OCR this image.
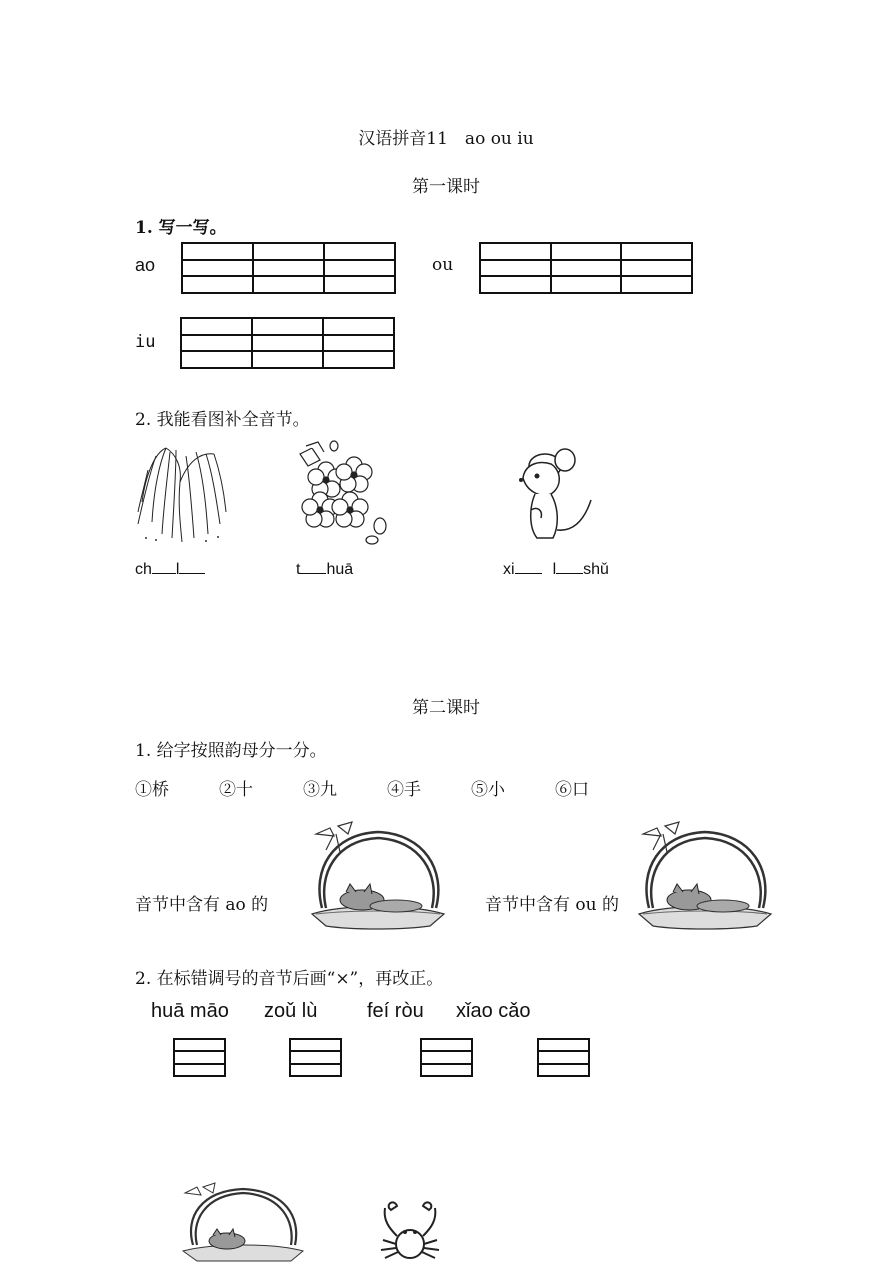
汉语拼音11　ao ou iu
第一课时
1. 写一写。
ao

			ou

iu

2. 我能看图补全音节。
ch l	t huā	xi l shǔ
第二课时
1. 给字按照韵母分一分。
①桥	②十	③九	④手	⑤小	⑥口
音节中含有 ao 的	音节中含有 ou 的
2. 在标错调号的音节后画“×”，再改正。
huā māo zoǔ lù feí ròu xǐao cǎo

····················

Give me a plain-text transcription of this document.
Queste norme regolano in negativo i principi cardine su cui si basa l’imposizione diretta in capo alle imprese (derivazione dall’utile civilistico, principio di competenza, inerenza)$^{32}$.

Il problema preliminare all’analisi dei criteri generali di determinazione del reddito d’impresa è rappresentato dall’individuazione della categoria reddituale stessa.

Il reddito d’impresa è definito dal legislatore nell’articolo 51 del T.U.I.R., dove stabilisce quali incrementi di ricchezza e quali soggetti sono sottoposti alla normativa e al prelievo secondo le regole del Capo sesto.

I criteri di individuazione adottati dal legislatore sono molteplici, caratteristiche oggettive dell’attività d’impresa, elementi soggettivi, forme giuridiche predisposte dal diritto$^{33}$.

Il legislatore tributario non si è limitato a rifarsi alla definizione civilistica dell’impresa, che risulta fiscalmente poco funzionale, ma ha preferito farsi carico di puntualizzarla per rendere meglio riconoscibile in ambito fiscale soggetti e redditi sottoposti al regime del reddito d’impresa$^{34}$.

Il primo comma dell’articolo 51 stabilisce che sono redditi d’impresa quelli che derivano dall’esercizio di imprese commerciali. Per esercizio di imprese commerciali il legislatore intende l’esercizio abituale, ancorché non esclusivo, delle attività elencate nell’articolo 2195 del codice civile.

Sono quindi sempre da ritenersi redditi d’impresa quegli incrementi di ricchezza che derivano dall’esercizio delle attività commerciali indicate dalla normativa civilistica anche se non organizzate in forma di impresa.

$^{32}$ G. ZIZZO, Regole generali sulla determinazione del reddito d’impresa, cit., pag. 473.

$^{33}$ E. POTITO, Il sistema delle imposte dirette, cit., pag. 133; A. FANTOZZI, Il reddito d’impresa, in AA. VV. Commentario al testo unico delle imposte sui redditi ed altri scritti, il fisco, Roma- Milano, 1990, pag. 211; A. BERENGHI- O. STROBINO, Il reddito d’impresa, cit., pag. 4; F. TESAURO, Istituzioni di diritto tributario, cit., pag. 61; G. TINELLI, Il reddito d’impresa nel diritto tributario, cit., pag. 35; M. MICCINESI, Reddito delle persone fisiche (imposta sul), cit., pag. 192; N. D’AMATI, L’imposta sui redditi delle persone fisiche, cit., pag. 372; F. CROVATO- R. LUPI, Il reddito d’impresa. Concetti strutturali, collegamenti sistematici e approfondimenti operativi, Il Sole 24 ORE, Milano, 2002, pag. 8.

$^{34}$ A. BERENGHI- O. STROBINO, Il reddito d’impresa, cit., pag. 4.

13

····················

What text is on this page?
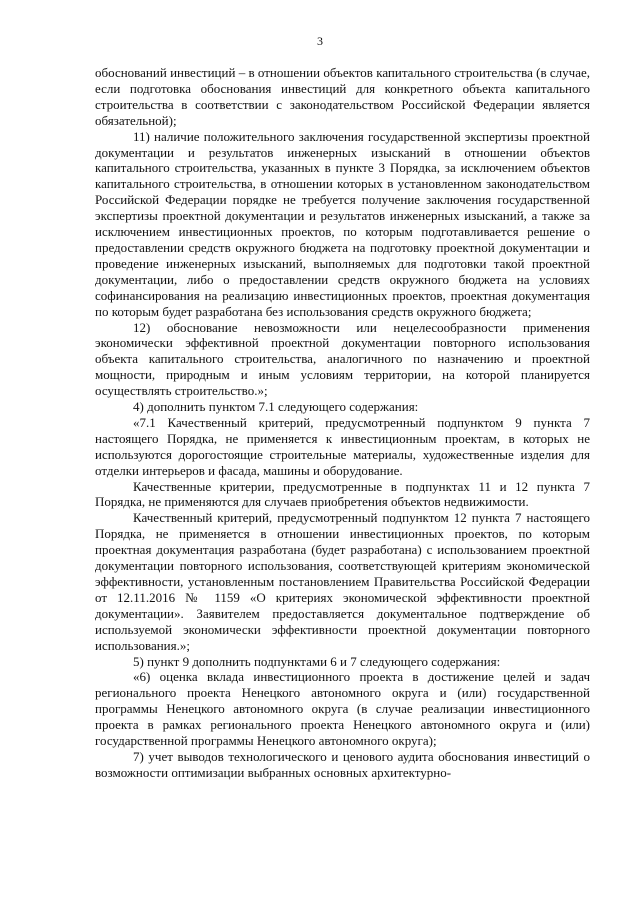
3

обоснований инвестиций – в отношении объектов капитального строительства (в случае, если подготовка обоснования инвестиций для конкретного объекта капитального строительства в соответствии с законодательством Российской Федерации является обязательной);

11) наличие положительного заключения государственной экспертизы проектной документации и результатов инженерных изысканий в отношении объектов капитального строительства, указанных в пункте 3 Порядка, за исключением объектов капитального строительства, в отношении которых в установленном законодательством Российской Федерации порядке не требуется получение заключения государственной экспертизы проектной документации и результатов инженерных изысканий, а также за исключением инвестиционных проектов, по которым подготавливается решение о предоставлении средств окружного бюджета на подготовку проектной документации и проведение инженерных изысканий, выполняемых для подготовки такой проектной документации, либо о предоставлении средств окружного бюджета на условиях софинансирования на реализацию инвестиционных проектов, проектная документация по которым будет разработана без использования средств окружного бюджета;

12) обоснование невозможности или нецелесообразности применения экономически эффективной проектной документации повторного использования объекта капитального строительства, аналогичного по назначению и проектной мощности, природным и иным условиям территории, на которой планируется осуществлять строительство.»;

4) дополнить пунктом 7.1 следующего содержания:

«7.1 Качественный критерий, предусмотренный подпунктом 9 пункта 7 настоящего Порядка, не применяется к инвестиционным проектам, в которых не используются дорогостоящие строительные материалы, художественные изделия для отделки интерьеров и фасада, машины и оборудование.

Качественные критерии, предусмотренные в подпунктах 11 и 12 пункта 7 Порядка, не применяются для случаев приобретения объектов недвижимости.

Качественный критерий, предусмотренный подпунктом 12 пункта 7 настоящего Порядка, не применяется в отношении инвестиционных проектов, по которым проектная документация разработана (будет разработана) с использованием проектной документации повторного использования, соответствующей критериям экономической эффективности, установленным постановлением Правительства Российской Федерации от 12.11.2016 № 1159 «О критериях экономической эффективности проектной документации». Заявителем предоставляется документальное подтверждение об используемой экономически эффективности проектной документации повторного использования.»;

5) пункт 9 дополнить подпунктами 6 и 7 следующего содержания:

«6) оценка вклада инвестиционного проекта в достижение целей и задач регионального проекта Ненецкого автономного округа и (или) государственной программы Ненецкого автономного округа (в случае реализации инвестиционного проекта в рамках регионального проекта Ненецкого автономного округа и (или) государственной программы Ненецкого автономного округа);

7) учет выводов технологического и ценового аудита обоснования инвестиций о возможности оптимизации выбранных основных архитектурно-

····················

Work required
All lines of the data above that include the word "generali" must be shown.

Solution to this exercise
Il problema preliminare all’analisi dei criteri generali di determinazione del reddito d’impresa è rappresentato dall’individuazione della categoria reddituale stessa.
$^{32}$ G. ZIZZO, Regole generali sulla determinazione del reddito d’impresa, cit., pag. 473.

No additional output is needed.